[Data listing]
-- begin --

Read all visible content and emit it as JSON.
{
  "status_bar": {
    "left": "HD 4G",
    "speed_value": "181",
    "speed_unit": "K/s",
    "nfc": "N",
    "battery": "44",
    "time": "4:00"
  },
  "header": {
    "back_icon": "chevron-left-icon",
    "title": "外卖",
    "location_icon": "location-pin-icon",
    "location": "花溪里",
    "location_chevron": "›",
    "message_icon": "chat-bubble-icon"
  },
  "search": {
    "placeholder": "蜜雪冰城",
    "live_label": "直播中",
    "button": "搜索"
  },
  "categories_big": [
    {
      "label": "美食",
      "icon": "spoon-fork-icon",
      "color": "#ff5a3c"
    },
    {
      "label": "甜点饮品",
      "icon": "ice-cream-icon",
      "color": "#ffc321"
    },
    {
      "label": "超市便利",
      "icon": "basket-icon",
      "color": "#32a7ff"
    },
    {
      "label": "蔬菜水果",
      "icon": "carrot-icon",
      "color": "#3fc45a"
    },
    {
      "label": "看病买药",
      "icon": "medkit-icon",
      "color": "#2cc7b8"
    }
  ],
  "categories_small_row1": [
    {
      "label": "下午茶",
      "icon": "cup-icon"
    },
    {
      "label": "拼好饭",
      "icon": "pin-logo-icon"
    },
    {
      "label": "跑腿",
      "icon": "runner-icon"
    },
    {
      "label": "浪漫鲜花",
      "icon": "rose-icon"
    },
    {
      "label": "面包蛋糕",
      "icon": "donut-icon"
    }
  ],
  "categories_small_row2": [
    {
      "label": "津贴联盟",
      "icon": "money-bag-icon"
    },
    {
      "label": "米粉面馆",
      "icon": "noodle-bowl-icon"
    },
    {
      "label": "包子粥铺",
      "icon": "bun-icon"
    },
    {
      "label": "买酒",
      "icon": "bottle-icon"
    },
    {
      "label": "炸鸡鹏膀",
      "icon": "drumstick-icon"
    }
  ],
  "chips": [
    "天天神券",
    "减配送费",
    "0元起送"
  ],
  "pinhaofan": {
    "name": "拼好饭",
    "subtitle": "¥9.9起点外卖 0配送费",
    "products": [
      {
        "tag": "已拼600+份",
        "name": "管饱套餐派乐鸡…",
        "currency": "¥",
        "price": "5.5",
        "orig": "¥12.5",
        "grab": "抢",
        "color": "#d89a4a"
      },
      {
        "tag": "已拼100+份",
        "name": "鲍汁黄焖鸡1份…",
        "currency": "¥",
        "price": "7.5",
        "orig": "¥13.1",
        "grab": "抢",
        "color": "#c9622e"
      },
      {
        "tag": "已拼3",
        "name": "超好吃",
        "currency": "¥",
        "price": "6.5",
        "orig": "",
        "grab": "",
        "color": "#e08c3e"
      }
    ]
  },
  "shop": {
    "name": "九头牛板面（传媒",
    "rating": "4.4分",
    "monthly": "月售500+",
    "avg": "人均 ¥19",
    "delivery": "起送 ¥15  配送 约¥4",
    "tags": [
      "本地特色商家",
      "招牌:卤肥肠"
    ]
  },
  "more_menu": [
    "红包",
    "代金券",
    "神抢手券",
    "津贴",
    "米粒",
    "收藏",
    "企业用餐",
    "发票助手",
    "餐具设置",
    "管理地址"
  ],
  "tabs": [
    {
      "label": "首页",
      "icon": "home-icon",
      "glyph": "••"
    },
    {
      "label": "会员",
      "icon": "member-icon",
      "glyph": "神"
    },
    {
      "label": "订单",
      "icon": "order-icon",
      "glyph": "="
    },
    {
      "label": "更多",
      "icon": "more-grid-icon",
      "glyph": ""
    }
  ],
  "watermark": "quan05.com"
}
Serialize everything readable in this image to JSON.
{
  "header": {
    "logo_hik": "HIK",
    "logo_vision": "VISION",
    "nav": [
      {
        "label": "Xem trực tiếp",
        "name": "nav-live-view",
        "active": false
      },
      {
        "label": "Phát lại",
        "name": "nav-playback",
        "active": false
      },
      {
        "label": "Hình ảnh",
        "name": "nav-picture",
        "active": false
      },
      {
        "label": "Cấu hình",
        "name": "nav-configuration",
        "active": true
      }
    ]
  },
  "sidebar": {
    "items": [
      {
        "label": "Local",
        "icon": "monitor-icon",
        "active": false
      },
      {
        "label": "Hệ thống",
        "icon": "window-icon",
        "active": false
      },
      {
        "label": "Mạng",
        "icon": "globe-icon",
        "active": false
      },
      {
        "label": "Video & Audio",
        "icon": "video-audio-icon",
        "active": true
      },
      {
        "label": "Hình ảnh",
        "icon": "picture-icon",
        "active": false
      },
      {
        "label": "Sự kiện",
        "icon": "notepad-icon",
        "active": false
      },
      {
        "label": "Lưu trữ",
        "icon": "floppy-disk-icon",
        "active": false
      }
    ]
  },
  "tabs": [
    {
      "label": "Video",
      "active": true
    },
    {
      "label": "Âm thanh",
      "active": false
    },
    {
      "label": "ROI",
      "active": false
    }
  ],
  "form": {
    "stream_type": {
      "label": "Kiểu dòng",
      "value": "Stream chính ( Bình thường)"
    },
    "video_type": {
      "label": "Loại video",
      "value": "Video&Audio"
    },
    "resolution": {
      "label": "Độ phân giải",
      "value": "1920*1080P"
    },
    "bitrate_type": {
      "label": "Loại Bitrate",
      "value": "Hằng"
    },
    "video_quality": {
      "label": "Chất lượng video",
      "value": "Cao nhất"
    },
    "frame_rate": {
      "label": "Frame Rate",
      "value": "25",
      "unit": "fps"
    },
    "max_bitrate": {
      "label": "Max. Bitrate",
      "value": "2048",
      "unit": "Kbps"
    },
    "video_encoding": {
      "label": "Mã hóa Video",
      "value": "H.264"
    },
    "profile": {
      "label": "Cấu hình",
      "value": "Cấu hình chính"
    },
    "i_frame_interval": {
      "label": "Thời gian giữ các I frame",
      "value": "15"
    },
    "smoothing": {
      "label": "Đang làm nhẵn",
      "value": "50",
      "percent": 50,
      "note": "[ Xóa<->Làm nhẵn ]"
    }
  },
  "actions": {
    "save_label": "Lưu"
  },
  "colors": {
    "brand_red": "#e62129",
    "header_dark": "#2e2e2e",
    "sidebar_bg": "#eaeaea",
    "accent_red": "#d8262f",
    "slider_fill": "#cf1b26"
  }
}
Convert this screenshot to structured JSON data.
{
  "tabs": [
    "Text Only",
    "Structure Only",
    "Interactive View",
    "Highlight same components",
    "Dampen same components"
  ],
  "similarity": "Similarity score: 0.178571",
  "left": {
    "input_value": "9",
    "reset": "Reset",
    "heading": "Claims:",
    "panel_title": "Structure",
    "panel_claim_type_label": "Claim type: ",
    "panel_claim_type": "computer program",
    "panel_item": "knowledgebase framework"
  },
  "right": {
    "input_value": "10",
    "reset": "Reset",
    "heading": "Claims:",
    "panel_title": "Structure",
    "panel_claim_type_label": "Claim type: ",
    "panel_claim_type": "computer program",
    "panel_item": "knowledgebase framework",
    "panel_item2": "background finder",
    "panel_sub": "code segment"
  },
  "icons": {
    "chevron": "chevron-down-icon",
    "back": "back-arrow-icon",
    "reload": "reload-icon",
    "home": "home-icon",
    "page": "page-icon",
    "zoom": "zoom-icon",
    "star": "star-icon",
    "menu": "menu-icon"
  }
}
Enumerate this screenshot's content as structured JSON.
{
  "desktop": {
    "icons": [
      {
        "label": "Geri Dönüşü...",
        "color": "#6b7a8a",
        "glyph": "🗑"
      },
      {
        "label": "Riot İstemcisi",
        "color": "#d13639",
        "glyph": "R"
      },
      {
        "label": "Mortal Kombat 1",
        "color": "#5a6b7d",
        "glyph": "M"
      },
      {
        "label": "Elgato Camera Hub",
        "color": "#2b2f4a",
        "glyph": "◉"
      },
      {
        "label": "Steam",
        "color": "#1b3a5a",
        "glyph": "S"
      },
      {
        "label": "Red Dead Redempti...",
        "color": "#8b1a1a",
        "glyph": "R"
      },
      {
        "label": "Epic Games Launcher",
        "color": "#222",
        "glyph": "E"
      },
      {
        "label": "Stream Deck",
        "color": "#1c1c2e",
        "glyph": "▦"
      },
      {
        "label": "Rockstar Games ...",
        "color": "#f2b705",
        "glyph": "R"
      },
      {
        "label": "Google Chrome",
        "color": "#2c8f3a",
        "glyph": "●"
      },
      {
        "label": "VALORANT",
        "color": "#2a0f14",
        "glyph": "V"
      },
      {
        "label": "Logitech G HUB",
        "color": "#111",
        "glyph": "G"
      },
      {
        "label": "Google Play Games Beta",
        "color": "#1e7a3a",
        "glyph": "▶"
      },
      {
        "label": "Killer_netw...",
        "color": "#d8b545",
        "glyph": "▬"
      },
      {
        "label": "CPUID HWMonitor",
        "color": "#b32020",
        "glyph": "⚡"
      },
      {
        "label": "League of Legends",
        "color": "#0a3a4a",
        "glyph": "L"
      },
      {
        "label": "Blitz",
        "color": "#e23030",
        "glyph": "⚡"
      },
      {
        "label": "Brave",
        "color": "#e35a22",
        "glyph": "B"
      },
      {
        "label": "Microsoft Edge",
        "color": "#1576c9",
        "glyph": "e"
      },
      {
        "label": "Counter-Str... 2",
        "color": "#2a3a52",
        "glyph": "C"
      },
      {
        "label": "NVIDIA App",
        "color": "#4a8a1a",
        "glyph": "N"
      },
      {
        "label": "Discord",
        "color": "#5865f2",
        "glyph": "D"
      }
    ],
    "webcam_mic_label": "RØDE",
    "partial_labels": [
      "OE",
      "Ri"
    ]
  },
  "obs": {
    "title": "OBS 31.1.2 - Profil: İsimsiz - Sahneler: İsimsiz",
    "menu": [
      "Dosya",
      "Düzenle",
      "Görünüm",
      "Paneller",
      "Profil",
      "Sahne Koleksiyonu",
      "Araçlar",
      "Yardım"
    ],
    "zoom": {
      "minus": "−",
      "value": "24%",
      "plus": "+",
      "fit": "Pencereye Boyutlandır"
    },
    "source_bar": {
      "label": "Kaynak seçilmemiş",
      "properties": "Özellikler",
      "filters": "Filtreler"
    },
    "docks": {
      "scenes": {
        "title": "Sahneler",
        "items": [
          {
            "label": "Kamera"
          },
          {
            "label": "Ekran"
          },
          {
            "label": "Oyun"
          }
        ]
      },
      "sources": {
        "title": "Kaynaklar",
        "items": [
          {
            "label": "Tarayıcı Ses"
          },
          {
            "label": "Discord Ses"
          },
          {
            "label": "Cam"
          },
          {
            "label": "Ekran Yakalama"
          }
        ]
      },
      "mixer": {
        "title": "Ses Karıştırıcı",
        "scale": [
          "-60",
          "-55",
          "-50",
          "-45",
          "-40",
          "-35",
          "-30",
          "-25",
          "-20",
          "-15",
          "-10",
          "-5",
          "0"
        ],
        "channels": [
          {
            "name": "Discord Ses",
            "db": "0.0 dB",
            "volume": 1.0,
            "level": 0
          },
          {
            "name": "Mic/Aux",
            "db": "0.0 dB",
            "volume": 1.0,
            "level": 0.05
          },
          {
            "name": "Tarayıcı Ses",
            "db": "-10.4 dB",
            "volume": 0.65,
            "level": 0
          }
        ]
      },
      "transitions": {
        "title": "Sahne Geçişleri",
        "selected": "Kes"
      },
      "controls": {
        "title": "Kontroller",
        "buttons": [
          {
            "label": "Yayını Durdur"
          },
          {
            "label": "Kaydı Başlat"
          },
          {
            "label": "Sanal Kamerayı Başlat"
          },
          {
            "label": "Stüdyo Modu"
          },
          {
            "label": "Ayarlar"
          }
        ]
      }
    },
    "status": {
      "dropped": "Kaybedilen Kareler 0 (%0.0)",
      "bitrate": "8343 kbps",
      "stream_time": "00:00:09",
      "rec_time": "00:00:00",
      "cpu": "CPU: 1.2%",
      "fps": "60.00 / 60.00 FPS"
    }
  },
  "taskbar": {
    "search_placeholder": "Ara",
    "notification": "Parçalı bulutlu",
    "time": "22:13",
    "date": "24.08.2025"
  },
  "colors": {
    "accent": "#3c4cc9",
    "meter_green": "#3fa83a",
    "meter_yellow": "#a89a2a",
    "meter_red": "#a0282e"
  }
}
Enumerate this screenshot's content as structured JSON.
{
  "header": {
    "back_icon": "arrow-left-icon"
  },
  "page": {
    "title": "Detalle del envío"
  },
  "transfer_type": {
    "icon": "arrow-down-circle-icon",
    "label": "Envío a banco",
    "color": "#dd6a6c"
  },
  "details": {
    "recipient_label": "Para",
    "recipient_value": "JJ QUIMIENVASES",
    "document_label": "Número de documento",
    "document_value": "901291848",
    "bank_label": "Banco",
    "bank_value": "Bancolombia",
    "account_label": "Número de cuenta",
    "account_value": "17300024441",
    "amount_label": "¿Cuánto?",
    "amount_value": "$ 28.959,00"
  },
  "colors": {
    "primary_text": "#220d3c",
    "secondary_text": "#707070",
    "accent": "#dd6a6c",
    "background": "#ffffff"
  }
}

-- end --

- _Aim of the task_
Copy out each line of the records where the string "framework" appears.

- _Complete answer_
    "panel_item": "knowledgebase framework"
    "panel_item": "knowledgebase framework",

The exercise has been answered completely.